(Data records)
━━━

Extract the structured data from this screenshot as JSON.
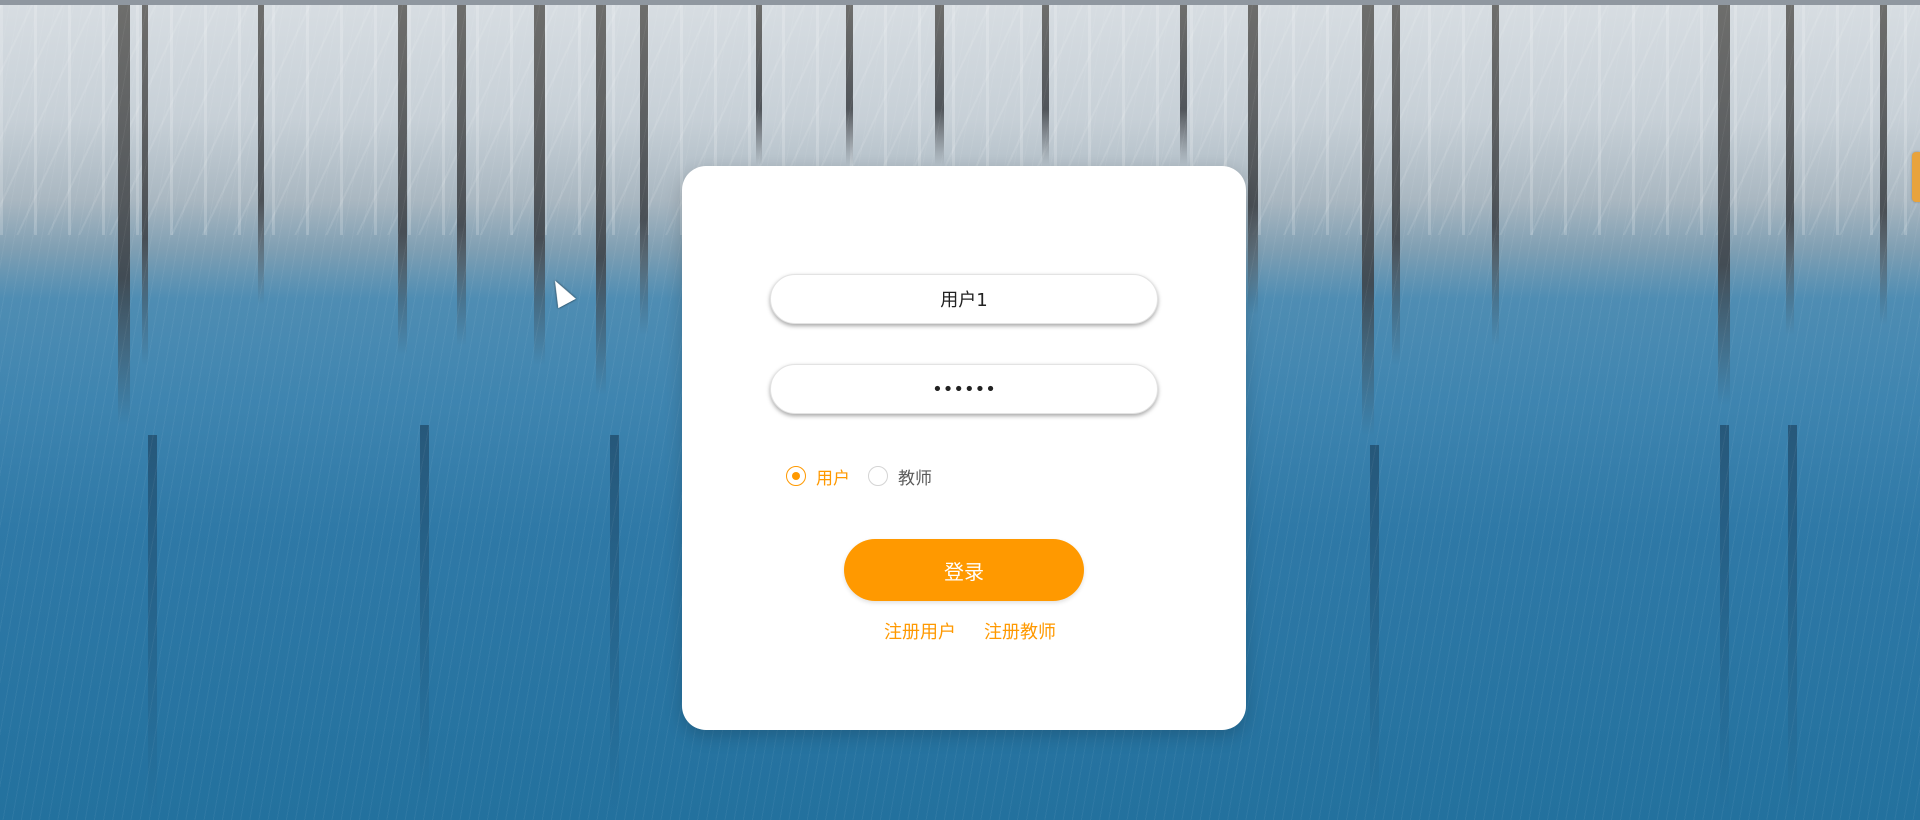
{
  "login": {
    "username_value": "用户1",
    "password_value": "••••••",
    "role_options": [
      {
        "label": "用户",
        "selected": true
      },
      {
        "label": "教师",
        "selected": false
      }
    ],
    "login_button": "登录",
    "links": [
      "注册用户",
      "注册教师"
    ]
  },
  "colors": {
    "accent": "#ff9900",
    "card_bg": "#ffffff"
  },
  "icons": {
    "cursor": "mouse-pointer-icon"
  }
}
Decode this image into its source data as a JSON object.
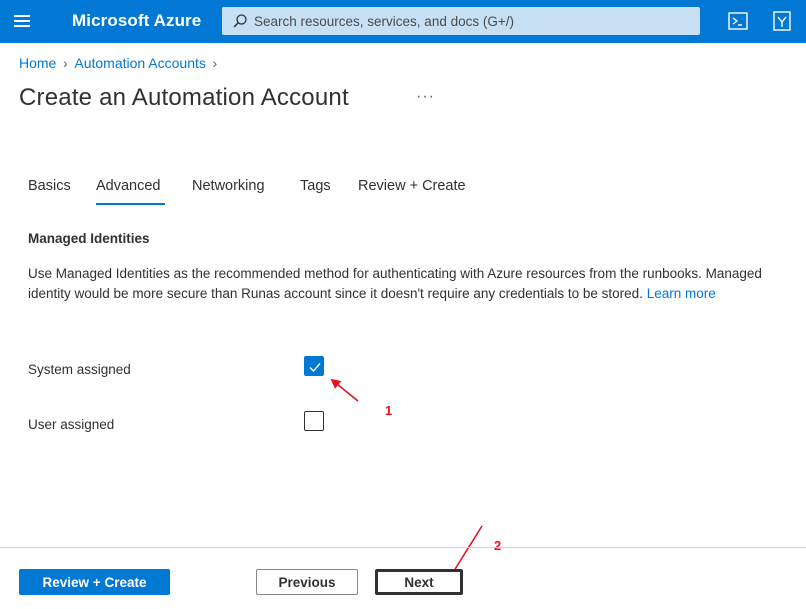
{
  "topbar": {
    "brand": "Microsoft Azure",
    "search_placeholder": "Search resources, services, and docs (G+/)",
    "icons": [
      "hamburger-menu-icon",
      "search-icon",
      "cloud-shell-icon",
      "directory-filter-icon"
    ],
    "colors": {
      "bar": "#0078d4",
      "search_bg": "#c7e0f4"
    }
  },
  "breadcrumb": {
    "items": [
      "Home",
      "Automation Accounts"
    ]
  },
  "page": {
    "title": "Create an Automation Account",
    "more": "···"
  },
  "tabs": [
    {
      "label": "Basics",
      "active": false
    },
    {
      "label": "Advanced",
      "active": true
    },
    {
      "label": "Networking",
      "active": false
    },
    {
      "label": "Tags",
      "active": false
    },
    {
      "label": "Review + Create",
      "active": false
    }
  ],
  "managed_identities": {
    "title": "Managed Identities",
    "description": "Use Managed Identities as the recommended method for authenticating with Azure resources from the runbooks. Managed identity would be more secure than Runas account since it doesn't require any credentials to be stored.",
    "learn_more": "Learn more",
    "system_assigned": {
      "label": "System assigned",
      "checked": true
    },
    "user_assigned": {
      "label": "User assigned",
      "checked": false
    }
  },
  "annotations": {
    "step1": "1",
    "step2": "2",
    "color": "#e81123"
  },
  "footer": {
    "review_create": "Review + Create",
    "previous": "Previous",
    "next": "Next"
  }
}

━━━

Request: Leave the pictures out and copy the rest of the data exactly.

Complete output:
Extract the structured data from this screenshot as JSON.
{
  "login": {
    "username_value": "用户1",
    "password_value": "••••••",
    "role_options": [
      {
        "label": "用户",
        "selected": true
      },
      {
        "label": "教师",
        "selected": false
      }
    ],
    "login_button": "登录",
    "links": [
      "注册用户",
      "注册教师"
    ]
  },
  "colors": {
    "accent": "#ff9900",
    "card_bg": "#ffffff"
  },
  "icons": {
    "cursor": "mouse-pointer-icon"
  }
}
Decode this image into its source data as a JSON object.
{
  "topbar": {
    "brand": "Microsoft Azure",
    "search_placeholder": "Search resources, services, and docs (G+/)",
    "icons": [
      "hamburger-menu-icon",
      "search-icon",
      "cloud-shell-icon",
      "directory-filter-icon"
    ],
    "colors": {
      "bar": "#0078d4",
      "search_bg": "#c7e0f4"
    }
  },
  "breadcrumb": {
    "items": [
      "Home",
      "Automation Accounts"
    ]
  },
  "page": {
    "title": "Create an Automation Account",
    "more": "···"
  },
  "tabs": [
    {
      "label": "Basics",
      "active": false
    },
    {
      "label": "Advanced",
      "active": true
    },
    {
      "label": "Networking",
      "active": false
    },
    {
      "label": "Tags",
      "active": false
    },
    {
      "label": "Review + Create",
      "active": false
    }
  ],
  "managed_identities": {
    "title": "Managed Identities",
    "description": "Use Managed Identities as the recommended method for authenticating with Azure resources from the runbooks. Managed identity would be more secure than Runas account since it doesn't require any credentials to be stored.",
    "learn_more": "Learn more",
    "system_assigned": {
      "label": "System assigned",
      "checked": true
    },
    "user_assigned": {
      "label": "User assigned",
      "checked": false
    }
  },
  "annotations": {
    "step1": "1",
    "step2": "2",
    "color": "#e81123"
  },
  "footer": {
    "review_create": "Review + Create",
    "previous": "Previous",
    "next": "Next"
  }
}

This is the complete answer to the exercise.